=== Section Start ===
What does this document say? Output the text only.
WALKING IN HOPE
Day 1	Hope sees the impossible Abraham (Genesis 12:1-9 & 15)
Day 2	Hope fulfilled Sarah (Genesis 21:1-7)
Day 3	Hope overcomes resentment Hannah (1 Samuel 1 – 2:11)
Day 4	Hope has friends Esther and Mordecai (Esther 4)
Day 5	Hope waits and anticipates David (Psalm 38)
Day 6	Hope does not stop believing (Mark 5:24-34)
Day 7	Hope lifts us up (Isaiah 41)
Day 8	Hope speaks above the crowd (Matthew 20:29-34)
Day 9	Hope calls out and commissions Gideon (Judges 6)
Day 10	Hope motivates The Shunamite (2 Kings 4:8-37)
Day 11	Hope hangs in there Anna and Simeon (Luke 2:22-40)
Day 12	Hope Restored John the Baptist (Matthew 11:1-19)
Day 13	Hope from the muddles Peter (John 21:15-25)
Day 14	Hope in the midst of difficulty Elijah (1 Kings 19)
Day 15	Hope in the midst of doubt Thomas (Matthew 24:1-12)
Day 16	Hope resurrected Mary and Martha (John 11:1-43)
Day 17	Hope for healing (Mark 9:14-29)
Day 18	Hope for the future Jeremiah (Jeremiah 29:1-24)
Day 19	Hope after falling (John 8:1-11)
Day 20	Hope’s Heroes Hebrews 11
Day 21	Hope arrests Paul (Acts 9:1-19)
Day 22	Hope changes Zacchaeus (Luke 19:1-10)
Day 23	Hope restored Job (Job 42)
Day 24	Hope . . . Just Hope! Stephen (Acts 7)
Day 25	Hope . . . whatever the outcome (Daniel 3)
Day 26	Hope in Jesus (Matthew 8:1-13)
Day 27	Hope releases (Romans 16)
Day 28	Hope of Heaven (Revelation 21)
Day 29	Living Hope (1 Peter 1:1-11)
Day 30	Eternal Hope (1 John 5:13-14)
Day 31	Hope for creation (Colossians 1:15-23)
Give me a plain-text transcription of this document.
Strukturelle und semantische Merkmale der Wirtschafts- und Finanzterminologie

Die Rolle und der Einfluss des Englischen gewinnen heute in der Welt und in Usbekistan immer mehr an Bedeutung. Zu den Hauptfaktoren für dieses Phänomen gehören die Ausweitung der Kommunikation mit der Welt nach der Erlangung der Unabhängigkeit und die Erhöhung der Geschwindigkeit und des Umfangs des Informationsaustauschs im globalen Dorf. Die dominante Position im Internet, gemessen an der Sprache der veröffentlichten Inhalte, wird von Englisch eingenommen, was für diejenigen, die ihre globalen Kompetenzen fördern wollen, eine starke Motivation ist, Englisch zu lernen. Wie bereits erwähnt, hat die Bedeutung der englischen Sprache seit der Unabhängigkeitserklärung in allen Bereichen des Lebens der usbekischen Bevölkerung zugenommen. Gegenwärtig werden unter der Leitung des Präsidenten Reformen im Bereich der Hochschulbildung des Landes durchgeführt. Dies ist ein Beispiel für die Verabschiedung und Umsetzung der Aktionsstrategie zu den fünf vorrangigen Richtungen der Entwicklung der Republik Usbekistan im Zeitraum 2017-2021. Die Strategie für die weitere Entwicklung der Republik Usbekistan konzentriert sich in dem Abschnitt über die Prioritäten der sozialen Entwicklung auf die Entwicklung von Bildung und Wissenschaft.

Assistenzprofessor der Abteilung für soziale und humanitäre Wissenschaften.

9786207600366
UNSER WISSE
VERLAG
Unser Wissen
=== Section End ===
Every record above is to be written out exactly.

> Output for this exercise:
What does this document say? Output the text only.
WALKING IN HOPE
Day 1	Hope sees the impossible Abraham (Genesis 12:1-9 & 15)
Day 2	Hope fulfilled Sarah (Genesis 21:1-7)
Day 3	Hope overcomes resentment Hannah (1 Samuel 1 – 2:11)
Day 4	Hope has friends Esther and Mordecai (Esther 4)
Day 5	Hope waits and anticipates David (Psalm 38)
Day 6	Hope does not stop believing (Mark 5:24-34)
Day 7	Hope lifts us up (Isaiah 41)
Day 8	Hope speaks above the crowd (Matthew 20:29-34)
Day 9	Hope calls out and commissions Gideon (Judges 6)
Day 10	Hope motivates The Shunamite (2 Kings 4:8-37)
Day 11	Hope hangs in there Anna and Simeon (Luke 2:22-40)
Day 12	Hope Restored John the Baptist (Matthew 11:1-19)
Day 13	Hope from the muddles Peter (John 21:15-25)
Day 14	Hope in the midst of difficulty Elijah (1 Kings 19)
Day 15	Hope in the midst of doubt Thomas (Matthew 24:1-12)
Day 16	Hope resurrected Mary and Martha (John 11:1-43)
Day 17	Hope for healing (Mark 9:14-29)
Day 18	Hope for the future Jeremiah (Jeremiah 29:1-24)
Day 19	Hope after falling (John 8:1-11)
Day 20	Hope’s Heroes Hebrews 11
Day 21	Hope arrests Paul (Acts 9:1-19)
Day 22	Hope changes Zacchaeus (Luke 19:1-10)
Day 23	Hope restored Job (Job 42)
Day 24	Hope . . . Just Hope! Stephen (Acts 7)
Day 25	Hope . . . whatever the outcome (Daniel 3)
Day 26	Hope in Jesus (Matthew 8:1-13)
Day 27	Hope releases (Romans 16)
Day 28	Hope of Heaven (Revelation 21)
Day 29	Living Hope (1 Peter 1:1-11)
Day 30	Eternal Hope (1 John 5:13-14)
Day 31	Hope for creation (Colossians 1:15-23)
Give me a plain-text transcription of this document.
Strukturelle und semantische Merkmale der Wirtschafts- und Finanzterminologie

Die Rolle und der Einfluss des Englischen gewinnen heute in der Welt und in Usbekistan immer mehr an Bedeutung. Zu den Hauptfaktoren für dieses Phänomen gehören die Ausweitung der Kommunikation mit der Welt nach der Erlangung der Unabhängigkeit und die Erhöhung der Geschwindigkeit und des Umfangs des Informationsaustauschs im globalen Dorf. Die dominante Position im Internet, gemessen an der Sprache der veröffentlichten Inhalte, wird von Englisch eingenommen, was für diejenigen, die ihre globalen Kompetenzen fördern wollen, eine starke Motivation ist, Englisch zu lernen. Wie bereits erwähnt, hat die Bedeutung der englischen Sprache seit der Unabhängigkeitserklärung in allen Bereichen des Lebens der usbekischen Bevölkerung zugenommen. Gegenwärtig werden unter der Leitung des Präsidenten Reformen im Bereich der Hochschulbildung des Landes durchgeführt. Dies ist ein Beispiel für die Verabschiedung und Umsetzung der Aktionsstrategie zu den fünf vorrangigen Richtungen der Entwicklung der Republik Usbekistan im Zeitraum 2017-2021. Die Strategie für die weitere Entwicklung der Republik Usbekistan konzentriert sich in dem Abschnitt über die Prioritäten der sozialen Entwicklung auf die Entwicklung von Bildung und Wissenschaft.

Assistenzprofessor der Abteilung für soziale und humanitäre Wissenschaften.

9786207600366
UNSER WISSE
VERLAG
Unser Wissen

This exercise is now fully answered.